TO DO: Repeat each entry in full, exactly.

---- EXTRACTED DATA

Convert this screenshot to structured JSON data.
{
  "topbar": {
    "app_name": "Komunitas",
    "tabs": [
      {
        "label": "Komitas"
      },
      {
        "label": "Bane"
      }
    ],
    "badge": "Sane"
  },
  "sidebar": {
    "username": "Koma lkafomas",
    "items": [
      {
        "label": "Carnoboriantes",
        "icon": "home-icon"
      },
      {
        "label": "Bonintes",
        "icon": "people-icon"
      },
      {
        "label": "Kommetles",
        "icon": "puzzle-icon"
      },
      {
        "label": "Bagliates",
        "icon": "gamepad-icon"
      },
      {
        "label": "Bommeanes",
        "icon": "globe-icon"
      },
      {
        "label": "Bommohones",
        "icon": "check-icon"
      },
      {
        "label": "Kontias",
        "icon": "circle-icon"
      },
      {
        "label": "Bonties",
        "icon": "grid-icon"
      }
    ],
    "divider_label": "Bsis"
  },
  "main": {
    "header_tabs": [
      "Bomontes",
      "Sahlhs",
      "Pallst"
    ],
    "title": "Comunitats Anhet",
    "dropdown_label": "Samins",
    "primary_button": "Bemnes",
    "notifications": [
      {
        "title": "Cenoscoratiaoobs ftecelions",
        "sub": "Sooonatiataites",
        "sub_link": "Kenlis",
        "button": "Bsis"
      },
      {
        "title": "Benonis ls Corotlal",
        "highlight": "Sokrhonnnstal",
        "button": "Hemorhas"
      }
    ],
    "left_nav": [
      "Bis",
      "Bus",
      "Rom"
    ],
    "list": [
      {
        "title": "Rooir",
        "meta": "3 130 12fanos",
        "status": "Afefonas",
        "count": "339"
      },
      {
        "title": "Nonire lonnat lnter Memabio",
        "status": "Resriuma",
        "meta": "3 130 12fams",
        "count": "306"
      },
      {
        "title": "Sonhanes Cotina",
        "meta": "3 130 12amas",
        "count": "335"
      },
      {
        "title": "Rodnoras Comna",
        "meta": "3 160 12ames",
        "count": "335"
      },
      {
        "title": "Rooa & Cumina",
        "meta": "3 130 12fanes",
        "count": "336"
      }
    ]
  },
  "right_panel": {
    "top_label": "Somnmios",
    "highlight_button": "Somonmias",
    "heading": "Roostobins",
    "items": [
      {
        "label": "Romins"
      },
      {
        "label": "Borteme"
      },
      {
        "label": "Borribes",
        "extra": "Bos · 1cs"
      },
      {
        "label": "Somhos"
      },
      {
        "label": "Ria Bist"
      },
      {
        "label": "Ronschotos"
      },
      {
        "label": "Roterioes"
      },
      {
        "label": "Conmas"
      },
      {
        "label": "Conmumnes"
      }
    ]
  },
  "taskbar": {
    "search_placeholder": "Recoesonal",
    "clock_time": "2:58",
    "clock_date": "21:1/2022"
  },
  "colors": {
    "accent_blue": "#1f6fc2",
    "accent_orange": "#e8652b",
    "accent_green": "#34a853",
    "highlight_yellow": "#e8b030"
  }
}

--------

FULL RESPONSE:
Convert this screenshot to structured JSON data.
{
  "topbar": {
    "app_name": "Komunitas",
    "tabs": [
      {
        "label": "Komitas"
      },
      {
        "label": "Bane"
      }
    ],
    "badge": "Sane"
  },
  "sidebar": {
    "username": "Koma lkafomas",
    "items": [
      {
        "label": "Carnoboriantes",
        "icon": "home-icon"
      },
      {
        "label": "Bonintes",
        "icon": "people-icon"
      },
      {
        "label": "Kommetles",
        "icon": "puzzle-icon"
      },
      {
        "label": "Bagliates",
        "icon": "gamepad-icon"
      },
      {
        "label": "Bommeanes",
        "icon": "globe-icon"
      },
      {
        "label": "Bommohones",
        "icon": "check-icon"
      },
      {
        "label": "Kontias",
        "icon": "circle-icon"
      },
      {
        "label": "Bonties",
        "icon": "grid-icon"
      }
    ],
    "divider_label": "Bsis"
  },
  "main": {
    "header_tabs": [
      "Bomontes",
      "Sahlhs",
      "Pallst"
    ],
    "title": "Comunitats Anhet",
    "dropdown_label": "Samins",
    "primary_button": "Bemnes",
    "notifications": [
      {
        "title": "Cenoscoratiaoobs ftecelions",
        "sub": "Sooonatiataites",
        "sub_link": "Kenlis",
        "button": "Bsis"
      },
      {
        "title": "Benonis ls Corotlal",
        "highlight": "Sokrhonnnstal",
        "button": "Hemorhas"
      }
    ],
    "left_nav": [
      "Bis",
      "Bus",
      "Rom"
    ],
    "list": [
      {
        "title": "Rooir",
        "meta": "3 130 12fanos",
        "status": "Afefonas",
        "count": "339"
      },
      {
        "title": "Nonire lonnat lnter Memabio",
        "status": "Resriuma",
        "meta": "3 130 12fams",
        "count": "306"
      },
      {
        "title": "Sonhanes Cotina",
        "meta": "3 130 12amas",
        "count": "335"
      },
      {
        "title": "Rodnoras Comna",
        "meta": "3 160 12ames",
        "count": "335"
      },
      {
        "title": "Rooa & Cumina",
        "meta": "3 130 12fanes",
        "count": "336"
      }
    ]
  },
  "right_panel": {
    "top_label": "Somnmios",
    "highlight_button": "Somonmias",
    "heading": "Roostobins",
    "items": [
      {
        "label": "Romins"
      },
      {
        "label": "Borteme"
      },
      {
        "label": "Borribes",
        "extra": "Bos · 1cs"
      },
      {
        "label": "Somhos"
      },
      {
        "label": "Ria Bist"
      },
      {
        "label": "Ronschotos"
      },
      {
        "label": "Roterioes"
      },
      {
        "label": "Conmas"
      },
      {
        "label": "Conmumnes"
      }
    ]
  },
  "taskbar": {
    "search_placeholder": "Recoesonal",
    "clock_time": "2:58",
    "clock_date": "21:1/2022"
  },
  "colors": {
    "accent_blue": "#1f6fc2",
    "accent_orange": "#e8652b",
    "accent_green": "#34a853",
    "highlight_yellow": "#e8b030"
  }
}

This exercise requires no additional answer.